WORK TO BE COMPLETED = Find the lines containing the word "деятельности" and copy every one of them.

RECORDS FOR THIS EXERCISE =
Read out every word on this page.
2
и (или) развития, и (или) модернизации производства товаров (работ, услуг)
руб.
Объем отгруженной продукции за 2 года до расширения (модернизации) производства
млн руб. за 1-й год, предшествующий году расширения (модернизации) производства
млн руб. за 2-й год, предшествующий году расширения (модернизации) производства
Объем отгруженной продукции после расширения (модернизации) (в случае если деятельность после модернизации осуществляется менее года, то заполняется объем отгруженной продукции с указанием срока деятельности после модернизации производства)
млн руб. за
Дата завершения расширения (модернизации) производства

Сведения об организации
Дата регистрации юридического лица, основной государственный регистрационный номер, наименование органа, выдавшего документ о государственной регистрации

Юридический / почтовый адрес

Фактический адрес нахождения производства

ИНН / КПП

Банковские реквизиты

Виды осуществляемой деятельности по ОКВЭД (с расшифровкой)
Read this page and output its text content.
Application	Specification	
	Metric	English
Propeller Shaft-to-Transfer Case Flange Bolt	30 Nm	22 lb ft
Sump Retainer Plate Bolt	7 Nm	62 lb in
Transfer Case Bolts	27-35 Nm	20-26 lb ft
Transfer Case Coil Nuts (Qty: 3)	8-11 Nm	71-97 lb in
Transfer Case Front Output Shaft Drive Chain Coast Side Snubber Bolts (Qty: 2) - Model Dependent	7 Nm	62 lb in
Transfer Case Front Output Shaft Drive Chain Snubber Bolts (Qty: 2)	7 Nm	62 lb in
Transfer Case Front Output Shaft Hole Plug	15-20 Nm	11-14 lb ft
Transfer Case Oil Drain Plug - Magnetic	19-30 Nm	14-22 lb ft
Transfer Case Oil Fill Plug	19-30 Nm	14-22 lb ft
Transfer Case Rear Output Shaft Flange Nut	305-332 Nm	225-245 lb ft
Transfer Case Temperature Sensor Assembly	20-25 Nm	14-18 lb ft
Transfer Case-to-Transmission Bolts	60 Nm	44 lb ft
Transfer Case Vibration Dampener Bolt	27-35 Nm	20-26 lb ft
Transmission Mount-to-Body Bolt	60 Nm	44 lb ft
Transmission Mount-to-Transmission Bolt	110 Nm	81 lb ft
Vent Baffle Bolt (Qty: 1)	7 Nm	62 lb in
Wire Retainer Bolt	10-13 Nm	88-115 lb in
...
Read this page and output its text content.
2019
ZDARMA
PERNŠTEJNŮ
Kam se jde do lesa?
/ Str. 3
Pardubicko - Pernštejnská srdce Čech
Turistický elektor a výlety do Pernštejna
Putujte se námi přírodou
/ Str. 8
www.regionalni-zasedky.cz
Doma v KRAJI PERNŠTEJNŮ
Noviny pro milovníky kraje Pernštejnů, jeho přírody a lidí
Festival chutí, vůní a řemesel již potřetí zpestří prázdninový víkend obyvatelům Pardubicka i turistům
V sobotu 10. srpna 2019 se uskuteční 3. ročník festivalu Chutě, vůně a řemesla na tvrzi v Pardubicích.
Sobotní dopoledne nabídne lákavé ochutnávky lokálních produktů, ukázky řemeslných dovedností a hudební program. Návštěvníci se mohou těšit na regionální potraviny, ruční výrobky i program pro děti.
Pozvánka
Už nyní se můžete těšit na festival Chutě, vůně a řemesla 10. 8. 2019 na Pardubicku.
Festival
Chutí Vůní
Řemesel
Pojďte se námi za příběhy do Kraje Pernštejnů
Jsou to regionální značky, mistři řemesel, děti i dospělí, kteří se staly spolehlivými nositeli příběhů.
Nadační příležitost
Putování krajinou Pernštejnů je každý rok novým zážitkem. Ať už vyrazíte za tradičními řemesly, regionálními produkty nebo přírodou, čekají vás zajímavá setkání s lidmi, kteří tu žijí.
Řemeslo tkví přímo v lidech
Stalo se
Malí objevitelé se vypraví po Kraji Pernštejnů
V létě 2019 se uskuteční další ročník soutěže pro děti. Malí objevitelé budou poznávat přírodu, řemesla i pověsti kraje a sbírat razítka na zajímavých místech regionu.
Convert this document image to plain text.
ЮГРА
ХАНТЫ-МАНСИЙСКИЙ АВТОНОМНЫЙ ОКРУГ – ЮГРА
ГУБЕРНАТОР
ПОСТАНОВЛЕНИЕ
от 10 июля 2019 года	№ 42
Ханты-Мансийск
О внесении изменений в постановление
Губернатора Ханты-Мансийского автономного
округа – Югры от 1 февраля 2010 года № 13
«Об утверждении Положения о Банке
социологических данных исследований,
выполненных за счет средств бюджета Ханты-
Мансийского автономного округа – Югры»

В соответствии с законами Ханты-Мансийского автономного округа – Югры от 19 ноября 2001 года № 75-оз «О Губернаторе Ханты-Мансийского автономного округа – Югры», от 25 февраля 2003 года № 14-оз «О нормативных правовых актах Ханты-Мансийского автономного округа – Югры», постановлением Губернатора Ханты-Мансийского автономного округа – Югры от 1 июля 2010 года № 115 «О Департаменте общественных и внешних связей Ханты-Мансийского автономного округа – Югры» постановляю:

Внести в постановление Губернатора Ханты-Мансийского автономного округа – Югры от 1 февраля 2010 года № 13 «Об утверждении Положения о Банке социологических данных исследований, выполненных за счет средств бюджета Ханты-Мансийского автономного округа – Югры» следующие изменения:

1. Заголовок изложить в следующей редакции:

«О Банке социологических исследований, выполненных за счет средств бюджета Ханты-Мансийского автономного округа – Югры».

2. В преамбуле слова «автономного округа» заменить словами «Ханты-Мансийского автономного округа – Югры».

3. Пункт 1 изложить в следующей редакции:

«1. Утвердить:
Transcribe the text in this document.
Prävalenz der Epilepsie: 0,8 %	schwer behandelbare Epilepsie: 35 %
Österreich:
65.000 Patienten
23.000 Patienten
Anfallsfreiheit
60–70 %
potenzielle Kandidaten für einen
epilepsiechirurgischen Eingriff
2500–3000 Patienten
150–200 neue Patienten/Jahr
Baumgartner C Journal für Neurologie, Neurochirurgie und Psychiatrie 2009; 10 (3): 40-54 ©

SOLUTION =
Объем отгруженной продукции после расширения (модернизации) (в случае если деятельность после модернизации осуществляется менее года, то заполняется объем отгруженной продукции с указанием срока деятельности после модернизации производства)
Виды осуществляемой деятельности по ОКВЭД (с расшифровкой)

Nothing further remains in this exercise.